EXERCISE GOAL: Reproduce every line of the entries below word for word, leaving out the pictures.

— Start —

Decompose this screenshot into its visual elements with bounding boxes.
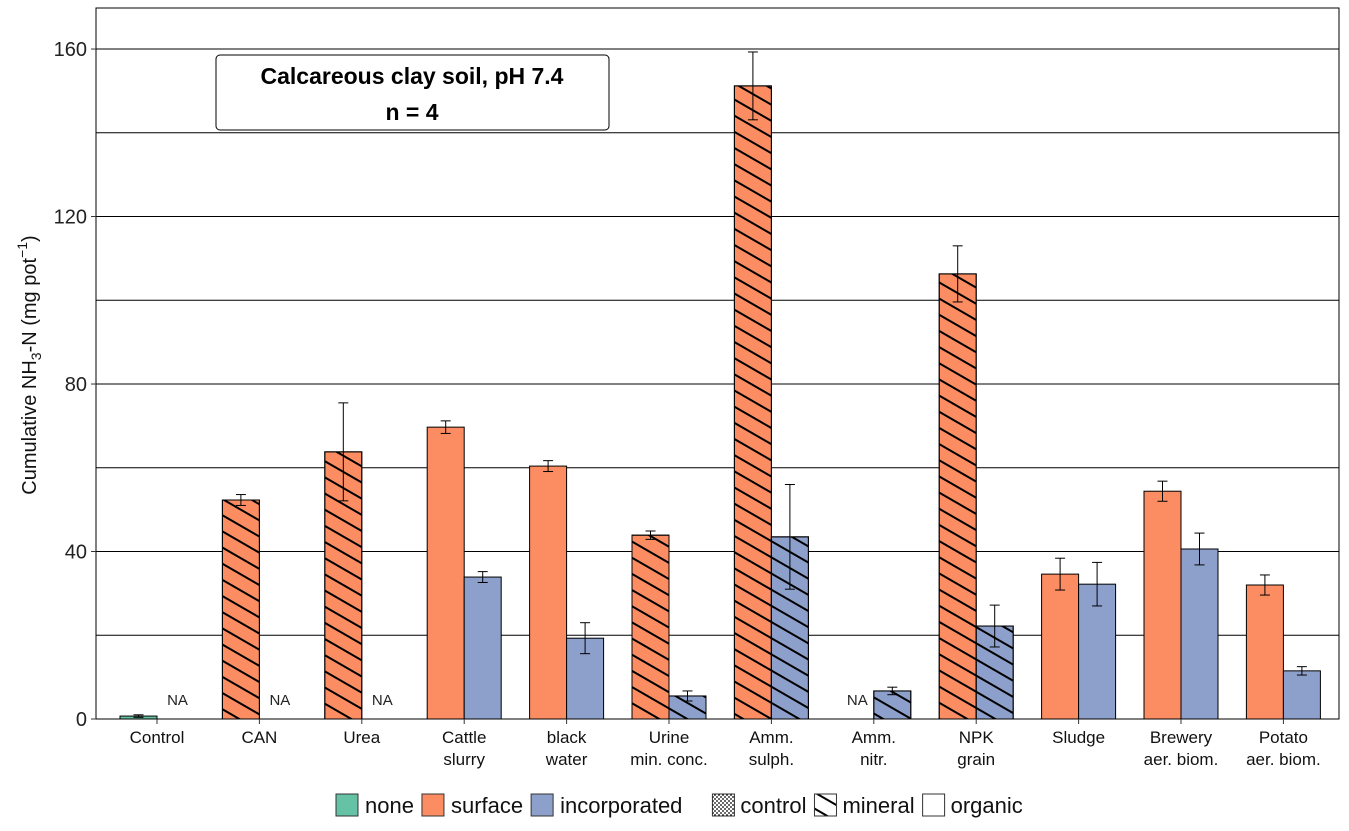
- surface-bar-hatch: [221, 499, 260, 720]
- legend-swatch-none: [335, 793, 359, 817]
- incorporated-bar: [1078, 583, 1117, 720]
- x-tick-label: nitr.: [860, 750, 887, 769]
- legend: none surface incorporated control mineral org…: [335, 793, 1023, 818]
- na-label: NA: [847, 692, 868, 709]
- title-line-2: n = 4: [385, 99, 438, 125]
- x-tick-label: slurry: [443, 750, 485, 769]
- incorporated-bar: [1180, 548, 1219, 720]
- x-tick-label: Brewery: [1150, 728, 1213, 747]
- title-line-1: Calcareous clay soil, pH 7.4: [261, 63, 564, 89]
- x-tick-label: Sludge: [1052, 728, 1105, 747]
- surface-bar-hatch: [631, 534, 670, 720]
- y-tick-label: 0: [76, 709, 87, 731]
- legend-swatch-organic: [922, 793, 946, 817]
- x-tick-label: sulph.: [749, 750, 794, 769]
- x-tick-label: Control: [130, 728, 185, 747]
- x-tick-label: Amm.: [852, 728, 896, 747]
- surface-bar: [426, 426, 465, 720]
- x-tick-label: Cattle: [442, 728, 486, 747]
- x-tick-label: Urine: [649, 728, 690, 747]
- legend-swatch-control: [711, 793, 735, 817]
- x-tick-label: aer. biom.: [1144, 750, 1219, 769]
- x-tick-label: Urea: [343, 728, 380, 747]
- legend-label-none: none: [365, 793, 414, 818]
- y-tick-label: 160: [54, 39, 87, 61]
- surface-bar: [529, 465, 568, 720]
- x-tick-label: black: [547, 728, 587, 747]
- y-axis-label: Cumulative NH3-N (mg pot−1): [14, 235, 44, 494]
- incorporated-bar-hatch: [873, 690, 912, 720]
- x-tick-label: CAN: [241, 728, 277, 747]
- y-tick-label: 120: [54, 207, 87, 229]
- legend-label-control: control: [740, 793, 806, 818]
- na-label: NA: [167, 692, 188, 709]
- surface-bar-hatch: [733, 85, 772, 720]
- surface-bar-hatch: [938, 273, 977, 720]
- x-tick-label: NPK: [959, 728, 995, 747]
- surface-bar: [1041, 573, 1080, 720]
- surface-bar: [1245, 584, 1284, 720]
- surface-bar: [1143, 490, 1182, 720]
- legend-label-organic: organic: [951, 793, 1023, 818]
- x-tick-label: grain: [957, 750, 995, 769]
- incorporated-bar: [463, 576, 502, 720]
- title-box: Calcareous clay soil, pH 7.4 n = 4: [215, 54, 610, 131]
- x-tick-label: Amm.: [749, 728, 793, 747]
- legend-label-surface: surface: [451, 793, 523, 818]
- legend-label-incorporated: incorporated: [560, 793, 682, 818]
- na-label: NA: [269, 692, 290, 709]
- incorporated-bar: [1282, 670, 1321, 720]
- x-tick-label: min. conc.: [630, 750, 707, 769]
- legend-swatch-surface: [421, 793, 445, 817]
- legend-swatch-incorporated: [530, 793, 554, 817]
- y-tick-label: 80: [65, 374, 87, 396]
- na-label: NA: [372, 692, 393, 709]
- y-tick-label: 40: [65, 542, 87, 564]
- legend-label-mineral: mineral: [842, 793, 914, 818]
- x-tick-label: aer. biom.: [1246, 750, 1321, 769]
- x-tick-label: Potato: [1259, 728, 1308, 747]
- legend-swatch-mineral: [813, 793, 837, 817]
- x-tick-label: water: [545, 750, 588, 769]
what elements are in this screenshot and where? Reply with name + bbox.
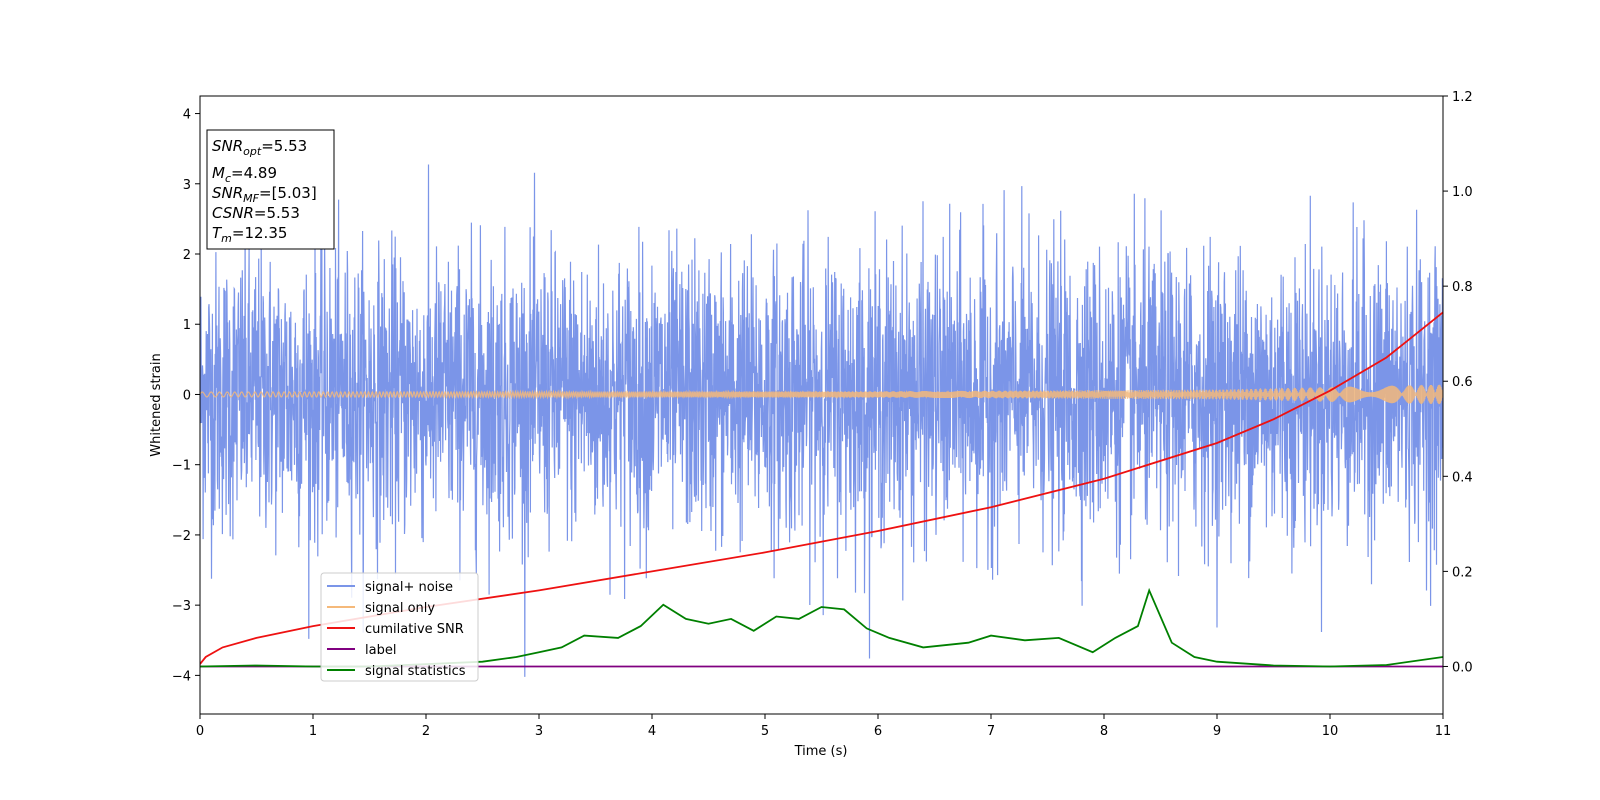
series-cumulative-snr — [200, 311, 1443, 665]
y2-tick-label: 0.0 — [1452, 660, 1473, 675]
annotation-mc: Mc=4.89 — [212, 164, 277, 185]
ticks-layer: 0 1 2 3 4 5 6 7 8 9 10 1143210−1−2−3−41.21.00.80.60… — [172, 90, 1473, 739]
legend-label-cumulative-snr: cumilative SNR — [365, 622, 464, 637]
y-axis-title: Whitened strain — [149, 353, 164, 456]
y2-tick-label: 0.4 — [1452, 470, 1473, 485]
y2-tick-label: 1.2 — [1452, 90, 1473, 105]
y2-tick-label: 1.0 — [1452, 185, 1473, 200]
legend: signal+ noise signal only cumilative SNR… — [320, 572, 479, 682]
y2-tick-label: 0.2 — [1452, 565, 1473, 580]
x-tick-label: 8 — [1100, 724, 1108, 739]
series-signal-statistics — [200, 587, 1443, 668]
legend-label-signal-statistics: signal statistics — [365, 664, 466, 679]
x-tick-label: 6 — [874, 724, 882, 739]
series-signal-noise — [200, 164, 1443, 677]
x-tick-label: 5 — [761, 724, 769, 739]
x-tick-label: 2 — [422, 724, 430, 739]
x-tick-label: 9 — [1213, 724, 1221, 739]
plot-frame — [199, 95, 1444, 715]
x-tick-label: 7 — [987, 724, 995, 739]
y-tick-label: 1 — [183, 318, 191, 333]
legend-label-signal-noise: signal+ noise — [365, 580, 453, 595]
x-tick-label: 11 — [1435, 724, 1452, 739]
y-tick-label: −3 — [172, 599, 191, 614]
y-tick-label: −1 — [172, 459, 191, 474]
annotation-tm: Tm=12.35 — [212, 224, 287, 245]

— End —

EXPECTED ANSWER:
Decompose this screenshot into its visual elements with bounding boxes.
- surface-bar-hatch: [221, 499, 260, 720]
- legend-swatch-none: [335, 793, 359, 817]
- incorporated-bar: [1078, 583, 1117, 720]
- x-tick-label: nitr.: [860, 750, 887, 769]
- legend: none surface incorporated control mineral org…: [335, 793, 1023, 818]
- na-label: NA: [847, 692, 868, 709]
- title-line-2: n = 4: [385, 99, 438, 125]
- x-tick-label: slurry: [443, 750, 485, 769]
- incorporated-bar: [1180, 548, 1219, 720]
- x-tick-label: Brewery: [1150, 728, 1213, 747]
- title-line-1: Calcareous clay soil, pH 7.4: [261, 63, 564, 89]
- x-tick-label: Sludge: [1052, 728, 1105, 747]
- surface-bar-hatch: [631, 534, 670, 720]
- y-tick-label: 0: [76, 709, 87, 731]
- legend-swatch-organic: [922, 793, 946, 817]
- x-tick-label: sulph.: [749, 750, 794, 769]
- x-tick-label: Control: [130, 728, 185, 747]
- x-tick-label: Amm.: [852, 728, 896, 747]
- surface-bar: [426, 426, 465, 720]
- x-tick-label: Cattle: [442, 728, 486, 747]
- x-tick-label: Urine: [649, 728, 690, 747]
- legend-swatch-control: [711, 793, 735, 817]
- x-tick-label: aer. biom.: [1144, 750, 1219, 769]
- x-tick-label: Urea: [343, 728, 380, 747]
- legend-label-none: none: [365, 793, 414, 818]
- y-tick-label: 160: [54, 39, 87, 61]
- surface-bar: [529, 465, 568, 720]
- x-tick-label: black: [547, 728, 587, 747]
- y-axis-label: Cumulative NH3-N (mg pot−1): [14, 235, 44, 494]
- incorporated-bar-hatch: [873, 690, 912, 720]
- x-tick-label: CAN: [241, 728, 277, 747]
- y-tick-label: 120: [54, 207, 87, 229]
- legend-label-control: control: [740, 793, 806, 818]
- na-label: NA: [167, 692, 188, 709]
- surface-bar-hatch: [733, 85, 772, 720]
- surface-bar-hatch: [938, 273, 977, 720]
- x-tick-label: NPK: [959, 728, 995, 747]
- surface-bar: [1041, 573, 1080, 720]
- surface-bar: [1245, 584, 1284, 720]
- surface-bar: [1143, 490, 1182, 720]
- legend-label-organic: organic: [951, 793, 1023, 818]
- x-tick-label: grain: [957, 750, 995, 769]
- incorporated-bar: [463, 576, 502, 720]
- title-box: Calcareous clay soil, pH 7.4 n = 4: [215, 54, 610, 131]
- x-tick-label: Amm.: [749, 728, 793, 747]
- legend-label-surface: surface: [451, 793, 523, 818]
- legend-label-incorporated: incorporated: [560, 793, 682, 818]
- na-label: NA: [269, 692, 290, 709]
- incorporated-bar: [1282, 670, 1321, 720]
- x-tick-label: min. conc.: [630, 750, 707, 769]
- legend-swatch-surface: [421, 793, 445, 817]
- legend-swatch-incorporated: [530, 793, 554, 817]
- y-tick-label: 80: [65, 374, 87, 396]
- na-label: NA: [372, 692, 393, 709]
- y-tick-label: 40: [65, 542, 87, 564]
- legend-label-mineral: mineral: [842, 793, 914, 818]
- x-tick-label: aer. biom.: [1246, 750, 1321, 769]
- x-tick-label: Potato: [1259, 728, 1308, 747]
- legend-swatch-mineral: [813, 793, 837, 817]
- x-tick-label: water: [545, 750, 588, 769]
what elements are in this screenshot and where? Reply with name + bbox.
series-cumulative-snr — [200, 311, 1443, 665]
y2-tick-label: 0.0 — [1452, 660, 1473, 675]
annotation-mc: Mc=4.89 — [212, 164, 277, 185]
ticks-layer: 0 1 2 3 4 5 6 7 8 9 10 1143210−1−2−3−41.21.00.80.60… — [172, 90, 1473, 739]
legend-label-cumulative-snr: cumilative SNR — [365, 622, 464, 637]
y-axis-title: Whitened strain — [149, 353, 164, 456]
y2-tick-label: 0.4 — [1452, 470, 1473, 485]
y2-tick-label: 1.2 — [1452, 90, 1473, 105]
y2-tick-label: 1.0 — [1452, 185, 1473, 200]
legend: signal+ noise signal only cumilative SNR… — [320, 572, 479, 682]
y2-tick-label: 0.2 — [1452, 565, 1473, 580]
x-tick-label: 8 — [1100, 724, 1108, 739]
series-signal-statistics — [200, 587, 1443, 668]
legend-label-signal-statistics: signal statistics — [365, 664, 466, 679]
x-tick-label: 6 — [874, 724, 882, 739]
series-signal-noise — [200, 164, 1443, 677]
x-tick-label: 5 — [761, 724, 769, 739]
x-tick-label: 2 — [422, 724, 430, 739]
x-tick-label: 9 — [1213, 724, 1221, 739]
plot-frame — [199, 95, 1444, 715]
x-tick-label: 7 — [987, 724, 995, 739]
y-tick-label: 1 — [183, 318, 191, 333]
legend-label-signal-noise: signal+ noise — [365, 580, 453, 595]
x-tick-label: 11 — [1435, 724, 1452, 739]
y-tick-label: −3 — [172, 599, 191, 614]
y-tick-label: −1 — [172, 459, 191, 474]
annotation-tm: Tm=12.35 — [212, 224, 287, 245]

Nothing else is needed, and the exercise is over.